### Goal:
Quote every line below exactly as it reads.

──────── Records for the task ────────

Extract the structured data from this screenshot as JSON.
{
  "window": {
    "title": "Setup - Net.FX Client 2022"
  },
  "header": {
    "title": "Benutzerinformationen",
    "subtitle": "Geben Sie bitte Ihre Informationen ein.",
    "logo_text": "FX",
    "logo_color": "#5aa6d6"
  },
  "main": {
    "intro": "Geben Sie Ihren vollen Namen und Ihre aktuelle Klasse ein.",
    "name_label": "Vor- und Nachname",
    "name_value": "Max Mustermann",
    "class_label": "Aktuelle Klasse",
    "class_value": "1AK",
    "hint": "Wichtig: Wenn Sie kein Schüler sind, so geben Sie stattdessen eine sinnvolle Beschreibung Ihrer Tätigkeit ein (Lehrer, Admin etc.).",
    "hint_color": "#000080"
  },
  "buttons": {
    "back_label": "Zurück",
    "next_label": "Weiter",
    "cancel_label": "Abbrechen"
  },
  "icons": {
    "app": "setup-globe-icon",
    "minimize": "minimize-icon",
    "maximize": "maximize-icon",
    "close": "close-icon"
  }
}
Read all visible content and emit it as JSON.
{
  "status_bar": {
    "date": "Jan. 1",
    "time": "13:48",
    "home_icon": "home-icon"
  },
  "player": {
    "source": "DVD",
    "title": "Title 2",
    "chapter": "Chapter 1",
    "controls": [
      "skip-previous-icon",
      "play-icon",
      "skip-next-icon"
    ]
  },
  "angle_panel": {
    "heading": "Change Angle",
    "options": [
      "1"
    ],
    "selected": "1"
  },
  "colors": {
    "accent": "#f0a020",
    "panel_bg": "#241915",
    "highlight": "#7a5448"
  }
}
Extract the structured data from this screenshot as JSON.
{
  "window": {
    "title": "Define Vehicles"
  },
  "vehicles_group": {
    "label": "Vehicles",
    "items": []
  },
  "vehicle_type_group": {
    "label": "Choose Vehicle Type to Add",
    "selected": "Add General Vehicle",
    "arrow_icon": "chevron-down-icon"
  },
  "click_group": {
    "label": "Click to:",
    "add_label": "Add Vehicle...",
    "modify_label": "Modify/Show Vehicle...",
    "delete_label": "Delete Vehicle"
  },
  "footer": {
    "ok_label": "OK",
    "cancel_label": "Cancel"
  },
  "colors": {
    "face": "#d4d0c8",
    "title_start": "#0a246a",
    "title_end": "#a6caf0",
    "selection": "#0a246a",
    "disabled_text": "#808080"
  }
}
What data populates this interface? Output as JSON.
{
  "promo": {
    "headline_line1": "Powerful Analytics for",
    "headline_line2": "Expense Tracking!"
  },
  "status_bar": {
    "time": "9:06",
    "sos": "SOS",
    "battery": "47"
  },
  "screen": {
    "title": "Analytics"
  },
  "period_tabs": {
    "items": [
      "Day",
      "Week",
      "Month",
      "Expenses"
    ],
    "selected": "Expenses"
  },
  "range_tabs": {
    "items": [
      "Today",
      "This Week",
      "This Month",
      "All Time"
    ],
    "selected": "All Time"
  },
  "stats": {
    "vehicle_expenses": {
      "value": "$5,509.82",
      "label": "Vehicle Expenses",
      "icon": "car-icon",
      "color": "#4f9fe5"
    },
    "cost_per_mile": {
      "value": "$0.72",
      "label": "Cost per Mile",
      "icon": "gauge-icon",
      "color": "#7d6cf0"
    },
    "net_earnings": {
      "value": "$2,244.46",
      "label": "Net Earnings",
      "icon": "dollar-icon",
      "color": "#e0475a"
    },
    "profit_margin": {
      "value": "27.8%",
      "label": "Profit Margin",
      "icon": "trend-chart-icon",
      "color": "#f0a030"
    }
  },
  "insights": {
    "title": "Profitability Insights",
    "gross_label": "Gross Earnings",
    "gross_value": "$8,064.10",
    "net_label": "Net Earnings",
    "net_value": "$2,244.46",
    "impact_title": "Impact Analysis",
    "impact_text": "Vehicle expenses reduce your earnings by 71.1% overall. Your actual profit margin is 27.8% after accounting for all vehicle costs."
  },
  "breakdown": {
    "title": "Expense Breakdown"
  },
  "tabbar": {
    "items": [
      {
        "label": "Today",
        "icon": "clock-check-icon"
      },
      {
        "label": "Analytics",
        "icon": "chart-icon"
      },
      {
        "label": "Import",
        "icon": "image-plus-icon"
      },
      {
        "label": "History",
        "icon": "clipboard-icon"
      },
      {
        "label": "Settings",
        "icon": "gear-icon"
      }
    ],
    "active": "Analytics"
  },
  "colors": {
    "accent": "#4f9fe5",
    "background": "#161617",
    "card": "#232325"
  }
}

────────

### Solution for this problem:
Extract the structured data from this screenshot as JSON.
{
  "window": {
    "title": "Setup - Net.FX Client 2022"
  },
  "header": {
    "title": "Benutzerinformationen",
    "subtitle": "Geben Sie bitte Ihre Informationen ein.",
    "logo_text": "FX",
    "logo_color": "#5aa6d6"
  },
  "main": {
    "intro": "Geben Sie Ihren vollen Namen und Ihre aktuelle Klasse ein.",
    "name_label": "Vor- und Nachname",
    "name_value": "Max Mustermann",
    "class_label": "Aktuelle Klasse",
    "class_value": "1AK",
    "hint": "Wichtig: Wenn Sie kein Schüler sind, so geben Sie stattdessen eine sinnvolle Beschreibung Ihrer Tätigkeit ein (Lehrer, Admin etc.).",
    "hint_color": "#000080"
  },
  "buttons": {
    "back_label": "Zurück",
    "next_label": "Weiter",
    "cancel_label": "Abbrechen"
  },
  "icons": {
    "app": "setup-globe-icon",
    "minimize": "minimize-icon",
    "maximize": "maximize-icon",
    "close": "close-icon"
  }
}
Read all visible content and emit it as JSON.
{
  "status_bar": {
    "date": "Jan. 1",
    "time": "13:48",
    "home_icon": "home-icon"
  },
  "player": {
    "source": "DVD",
    "title": "Title 2",
    "chapter": "Chapter 1",
    "controls": [
      "skip-previous-icon",
      "play-icon",
      "skip-next-icon"
    ]
  },
  "angle_panel": {
    "heading": "Change Angle",
    "options": [
      "1"
    ],
    "selected": "1"
  },
  "colors": {
    "accent": "#f0a020",
    "panel_bg": "#241915",
    "highlight": "#7a5448"
  }
}
Extract the structured data from this screenshot as JSON.
{
  "window": {
    "title": "Define Vehicles"
  },
  "vehicles_group": {
    "label": "Vehicles",
    "items": []
  },
  "vehicle_type_group": {
    "label": "Choose Vehicle Type to Add",
    "selected": "Add General Vehicle",
    "arrow_icon": "chevron-down-icon"
  },
  "click_group": {
    "label": "Click to:",
    "add_label": "Add Vehicle...",
    "modify_label": "Modify/Show Vehicle...",
    "delete_label": "Delete Vehicle"
  },
  "footer": {
    "ok_label": "OK",
    "cancel_label": "Cancel"
  },
  "colors": {
    "face": "#d4d0c8",
    "title_start": "#0a246a",
    "title_end": "#a6caf0",
    "selection": "#0a246a",
    "disabled_text": "#808080"
  }
}
What data populates this interface? Output as JSON.
{
  "promo": {
    "headline_line1": "Powerful Analytics for",
    "headline_line2": "Expense Tracking!"
  },
  "status_bar": {
    "time": "9:06",
    "sos": "SOS",
    "battery": "47"
  },
  "screen": {
    "title": "Analytics"
  },
  "period_tabs": {
    "items": [
      "Day",
      "Week",
      "Month",
      "Expenses"
    ],
    "selected": "Expenses"
  },
  "range_tabs": {
    "items": [
      "Today",
      "This Week",
      "This Month",
      "All Time"
    ],
    "selected": "All Time"
  },
  "stats": {
    "vehicle_expenses": {
      "value": "$5,509.82",
      "label": "Vehicle Expenses",
      "icon": "car-icon",
      "color": "#4f9fe5"
    },
    "cost_per_mile": {
      "value": "$0.72",
      "label": "Cost per Mile",
      "icon": "gauge-icon",
      "color": "#7d6cf0"
    },
    "net_earnings": {
      "value": "$2,244.46",
      "label": "Net Earnings",
      "icon": "dollar-icon",
      "color": "#e0475a"
    },
    "profit_margin": {
      "value": "27.8%",
      "label": "Profit Margin",
      "icon": "trend-chart-icon",
      "color": "#f0a030"
    }
  },
  "insights": {
    "title": "Profitability Insights",
    "gross_label": "Gross Earnings",
    "gross_value": "$8,064.10",
    "net_label": "Net Earnings",
    "net_value": "$2,244.46",
    "impact_title": "Impact Analysis",
    "impact_text": "Vehicle expenses reduce your earnings by 71.1% overall. Your actual profit margin is 27.8% after accounting for all vehicle costs."
  },
  "breakdown": {
    "title": "Expense Breakdown"
  },
  "tabbar": {
    "items": [
      {
        "label": "Today",
        "icon": "clock-check-icon"
      },
      {
        "label": "Analytics",
        "icon": "chart-icon"
      },
      {
        "label": "Import",
        "icon": "image-plus-icon"
      },
      {
        "label": "History",
        "icon": "clipboard-icon"
      },
      {
        "label": "Settings",
        "icon": "gear-icon"
      }
    ],
    "active": "Analytics"
  },
  "colors": {
    "accent": "#4f9fe5",
    "background": "#161617",
    "card": "#232325"
  }
}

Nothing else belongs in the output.